- REQUEST
Identify each line containing the word "ICHRG" and copy it.

- GIVEN INFORMATION

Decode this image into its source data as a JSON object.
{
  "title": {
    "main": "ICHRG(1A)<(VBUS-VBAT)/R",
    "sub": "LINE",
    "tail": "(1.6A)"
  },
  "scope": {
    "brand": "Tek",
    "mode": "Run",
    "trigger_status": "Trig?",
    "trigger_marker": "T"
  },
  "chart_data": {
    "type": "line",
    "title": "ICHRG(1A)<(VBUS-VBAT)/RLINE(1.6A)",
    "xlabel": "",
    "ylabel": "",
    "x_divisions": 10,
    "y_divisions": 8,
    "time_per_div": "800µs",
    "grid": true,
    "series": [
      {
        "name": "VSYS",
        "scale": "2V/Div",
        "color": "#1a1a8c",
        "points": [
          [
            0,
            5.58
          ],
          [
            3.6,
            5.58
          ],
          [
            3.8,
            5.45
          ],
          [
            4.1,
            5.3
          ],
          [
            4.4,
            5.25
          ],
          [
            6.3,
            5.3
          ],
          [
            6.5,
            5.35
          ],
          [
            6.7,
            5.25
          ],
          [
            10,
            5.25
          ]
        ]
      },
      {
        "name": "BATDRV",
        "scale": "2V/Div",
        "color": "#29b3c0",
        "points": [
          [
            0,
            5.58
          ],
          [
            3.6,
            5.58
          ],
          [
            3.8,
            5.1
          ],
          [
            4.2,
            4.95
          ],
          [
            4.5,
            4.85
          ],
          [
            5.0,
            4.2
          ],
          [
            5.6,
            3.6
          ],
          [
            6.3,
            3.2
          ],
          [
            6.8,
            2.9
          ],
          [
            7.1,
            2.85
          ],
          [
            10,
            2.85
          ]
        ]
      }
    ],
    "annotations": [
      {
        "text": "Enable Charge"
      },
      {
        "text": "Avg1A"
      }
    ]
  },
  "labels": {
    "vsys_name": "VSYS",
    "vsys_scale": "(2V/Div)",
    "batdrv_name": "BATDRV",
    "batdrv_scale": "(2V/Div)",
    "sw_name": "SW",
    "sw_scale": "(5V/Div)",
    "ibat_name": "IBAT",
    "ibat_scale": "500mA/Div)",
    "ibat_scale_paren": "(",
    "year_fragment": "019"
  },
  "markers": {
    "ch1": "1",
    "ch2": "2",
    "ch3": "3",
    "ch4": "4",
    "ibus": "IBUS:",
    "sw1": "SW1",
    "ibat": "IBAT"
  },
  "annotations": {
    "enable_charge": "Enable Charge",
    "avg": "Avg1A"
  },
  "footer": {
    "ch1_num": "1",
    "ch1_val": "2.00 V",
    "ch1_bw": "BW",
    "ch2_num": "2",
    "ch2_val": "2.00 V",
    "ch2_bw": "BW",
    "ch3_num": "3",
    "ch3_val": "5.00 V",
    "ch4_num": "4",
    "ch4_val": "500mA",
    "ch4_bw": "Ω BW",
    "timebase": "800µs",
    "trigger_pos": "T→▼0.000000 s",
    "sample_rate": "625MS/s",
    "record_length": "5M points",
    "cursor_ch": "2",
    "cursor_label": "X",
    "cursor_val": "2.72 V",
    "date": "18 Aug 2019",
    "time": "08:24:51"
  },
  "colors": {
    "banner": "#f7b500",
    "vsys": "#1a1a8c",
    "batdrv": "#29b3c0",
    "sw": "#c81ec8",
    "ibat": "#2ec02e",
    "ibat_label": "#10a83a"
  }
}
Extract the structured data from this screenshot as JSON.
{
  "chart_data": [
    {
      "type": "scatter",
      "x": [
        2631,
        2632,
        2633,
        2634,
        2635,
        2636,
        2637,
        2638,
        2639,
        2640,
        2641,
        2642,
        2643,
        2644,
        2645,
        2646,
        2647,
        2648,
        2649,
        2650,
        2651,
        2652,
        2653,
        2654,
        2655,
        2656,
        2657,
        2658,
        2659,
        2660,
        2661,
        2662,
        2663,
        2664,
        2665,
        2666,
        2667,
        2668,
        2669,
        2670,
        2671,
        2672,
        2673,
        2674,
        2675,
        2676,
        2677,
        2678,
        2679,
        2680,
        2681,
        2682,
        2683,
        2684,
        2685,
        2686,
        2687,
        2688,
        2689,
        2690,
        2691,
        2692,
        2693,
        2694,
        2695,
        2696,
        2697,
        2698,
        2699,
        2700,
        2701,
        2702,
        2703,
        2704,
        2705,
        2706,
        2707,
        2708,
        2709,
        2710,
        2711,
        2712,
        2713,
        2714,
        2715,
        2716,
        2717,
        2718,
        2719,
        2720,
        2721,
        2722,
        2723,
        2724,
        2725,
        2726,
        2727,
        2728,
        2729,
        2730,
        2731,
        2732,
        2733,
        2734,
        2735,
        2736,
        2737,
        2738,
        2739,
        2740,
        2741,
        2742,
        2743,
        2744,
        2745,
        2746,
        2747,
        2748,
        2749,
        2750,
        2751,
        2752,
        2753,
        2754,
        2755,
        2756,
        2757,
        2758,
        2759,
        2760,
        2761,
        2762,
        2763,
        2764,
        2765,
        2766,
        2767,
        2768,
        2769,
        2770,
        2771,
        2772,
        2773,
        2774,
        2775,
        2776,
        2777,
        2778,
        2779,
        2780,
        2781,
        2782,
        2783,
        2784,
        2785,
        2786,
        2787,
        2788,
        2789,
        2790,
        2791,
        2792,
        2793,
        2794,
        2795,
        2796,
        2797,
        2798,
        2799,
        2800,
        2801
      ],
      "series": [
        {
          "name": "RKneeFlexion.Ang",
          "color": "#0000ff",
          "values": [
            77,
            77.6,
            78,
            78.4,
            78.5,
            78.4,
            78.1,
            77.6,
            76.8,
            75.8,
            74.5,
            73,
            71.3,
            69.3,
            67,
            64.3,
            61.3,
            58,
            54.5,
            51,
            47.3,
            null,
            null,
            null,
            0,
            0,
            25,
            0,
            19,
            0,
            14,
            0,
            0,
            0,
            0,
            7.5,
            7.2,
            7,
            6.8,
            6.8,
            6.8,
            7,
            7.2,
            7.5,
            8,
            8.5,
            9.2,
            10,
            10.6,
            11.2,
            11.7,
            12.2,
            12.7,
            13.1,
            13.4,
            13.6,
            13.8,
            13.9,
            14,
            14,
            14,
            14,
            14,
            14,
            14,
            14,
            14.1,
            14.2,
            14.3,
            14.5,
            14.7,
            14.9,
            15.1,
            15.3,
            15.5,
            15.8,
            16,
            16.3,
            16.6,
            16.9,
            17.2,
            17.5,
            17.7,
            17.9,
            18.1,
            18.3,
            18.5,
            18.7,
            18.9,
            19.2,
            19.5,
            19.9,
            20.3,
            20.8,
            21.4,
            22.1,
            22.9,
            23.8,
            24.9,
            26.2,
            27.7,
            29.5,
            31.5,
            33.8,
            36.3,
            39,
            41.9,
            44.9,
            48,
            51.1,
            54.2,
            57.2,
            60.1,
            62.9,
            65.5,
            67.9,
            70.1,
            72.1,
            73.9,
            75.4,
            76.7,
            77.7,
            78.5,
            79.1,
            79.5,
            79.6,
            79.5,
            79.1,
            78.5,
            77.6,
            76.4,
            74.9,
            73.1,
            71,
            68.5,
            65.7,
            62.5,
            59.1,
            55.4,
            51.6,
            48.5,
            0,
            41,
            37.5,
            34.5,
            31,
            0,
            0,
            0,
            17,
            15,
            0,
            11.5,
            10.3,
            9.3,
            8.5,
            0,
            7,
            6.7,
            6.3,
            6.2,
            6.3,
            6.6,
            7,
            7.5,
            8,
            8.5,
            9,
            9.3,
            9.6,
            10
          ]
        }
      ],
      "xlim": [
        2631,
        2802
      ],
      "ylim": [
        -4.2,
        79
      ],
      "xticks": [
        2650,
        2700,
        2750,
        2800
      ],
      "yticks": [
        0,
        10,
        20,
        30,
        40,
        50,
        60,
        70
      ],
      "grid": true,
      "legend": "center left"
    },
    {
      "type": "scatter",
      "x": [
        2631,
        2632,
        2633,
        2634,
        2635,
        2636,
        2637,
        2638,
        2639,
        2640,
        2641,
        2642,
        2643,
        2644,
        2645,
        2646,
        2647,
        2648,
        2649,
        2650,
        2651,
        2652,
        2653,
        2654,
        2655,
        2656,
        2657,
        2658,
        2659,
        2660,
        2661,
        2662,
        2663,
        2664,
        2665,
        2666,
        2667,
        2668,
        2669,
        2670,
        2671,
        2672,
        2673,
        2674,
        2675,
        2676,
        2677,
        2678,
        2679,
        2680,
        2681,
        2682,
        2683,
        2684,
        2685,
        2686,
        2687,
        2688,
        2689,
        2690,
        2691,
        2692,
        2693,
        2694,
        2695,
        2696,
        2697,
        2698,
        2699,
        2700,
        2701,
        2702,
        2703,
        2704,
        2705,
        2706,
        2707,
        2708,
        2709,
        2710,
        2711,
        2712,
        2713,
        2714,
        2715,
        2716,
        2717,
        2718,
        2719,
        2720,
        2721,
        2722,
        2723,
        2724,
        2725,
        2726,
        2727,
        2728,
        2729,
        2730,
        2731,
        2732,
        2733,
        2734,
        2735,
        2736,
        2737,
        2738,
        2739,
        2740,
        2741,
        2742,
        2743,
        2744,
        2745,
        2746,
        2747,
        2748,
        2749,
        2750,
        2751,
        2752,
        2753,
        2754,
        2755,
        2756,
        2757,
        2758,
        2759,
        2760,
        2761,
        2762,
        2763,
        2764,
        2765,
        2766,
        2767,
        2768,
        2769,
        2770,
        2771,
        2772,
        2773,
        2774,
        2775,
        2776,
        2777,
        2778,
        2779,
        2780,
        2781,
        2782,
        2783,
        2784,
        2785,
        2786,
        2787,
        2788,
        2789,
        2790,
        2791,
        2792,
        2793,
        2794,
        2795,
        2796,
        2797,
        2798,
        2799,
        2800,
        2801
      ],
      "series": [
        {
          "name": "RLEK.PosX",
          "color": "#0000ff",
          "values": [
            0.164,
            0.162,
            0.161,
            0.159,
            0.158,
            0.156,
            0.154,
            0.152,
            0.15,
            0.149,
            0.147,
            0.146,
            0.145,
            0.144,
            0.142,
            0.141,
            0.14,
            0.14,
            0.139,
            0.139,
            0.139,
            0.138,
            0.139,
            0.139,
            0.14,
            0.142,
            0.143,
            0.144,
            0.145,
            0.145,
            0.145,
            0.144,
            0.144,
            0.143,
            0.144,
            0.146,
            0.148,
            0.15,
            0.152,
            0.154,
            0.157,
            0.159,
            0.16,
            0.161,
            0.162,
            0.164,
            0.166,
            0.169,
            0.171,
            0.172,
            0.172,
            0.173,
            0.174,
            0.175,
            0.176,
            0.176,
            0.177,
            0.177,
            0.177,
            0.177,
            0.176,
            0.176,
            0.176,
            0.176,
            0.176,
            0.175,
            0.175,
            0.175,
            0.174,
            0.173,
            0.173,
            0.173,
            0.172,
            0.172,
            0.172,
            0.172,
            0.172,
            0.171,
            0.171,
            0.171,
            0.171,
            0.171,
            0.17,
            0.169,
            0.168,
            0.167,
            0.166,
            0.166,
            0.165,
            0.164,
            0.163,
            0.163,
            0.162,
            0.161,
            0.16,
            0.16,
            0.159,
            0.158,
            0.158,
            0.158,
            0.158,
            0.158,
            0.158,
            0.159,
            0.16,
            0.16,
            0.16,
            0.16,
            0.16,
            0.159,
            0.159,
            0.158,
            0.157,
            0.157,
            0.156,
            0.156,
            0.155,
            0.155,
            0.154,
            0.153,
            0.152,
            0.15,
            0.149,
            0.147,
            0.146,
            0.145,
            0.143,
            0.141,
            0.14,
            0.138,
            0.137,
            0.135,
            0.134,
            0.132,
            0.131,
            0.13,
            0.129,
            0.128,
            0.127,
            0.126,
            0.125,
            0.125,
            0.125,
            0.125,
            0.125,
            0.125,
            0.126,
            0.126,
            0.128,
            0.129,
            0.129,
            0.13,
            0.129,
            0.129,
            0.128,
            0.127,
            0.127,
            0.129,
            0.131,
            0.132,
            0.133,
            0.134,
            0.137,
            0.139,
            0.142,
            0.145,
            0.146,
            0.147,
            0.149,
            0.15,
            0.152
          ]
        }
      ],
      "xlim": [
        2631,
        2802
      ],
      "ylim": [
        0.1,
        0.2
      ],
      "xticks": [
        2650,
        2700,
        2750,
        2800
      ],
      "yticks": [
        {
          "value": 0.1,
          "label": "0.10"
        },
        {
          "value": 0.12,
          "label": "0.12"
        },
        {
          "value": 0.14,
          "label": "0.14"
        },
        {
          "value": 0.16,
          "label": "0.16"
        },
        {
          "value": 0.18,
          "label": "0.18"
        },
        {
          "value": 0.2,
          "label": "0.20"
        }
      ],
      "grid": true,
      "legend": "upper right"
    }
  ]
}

- CORRECT RESPONSE
    "main": "ICHRG(1A)<(VBUS-VBAT)/R",
    "title": "ICHRG(1A)<(VBUS-VBAT)/RLINE(1.6A)",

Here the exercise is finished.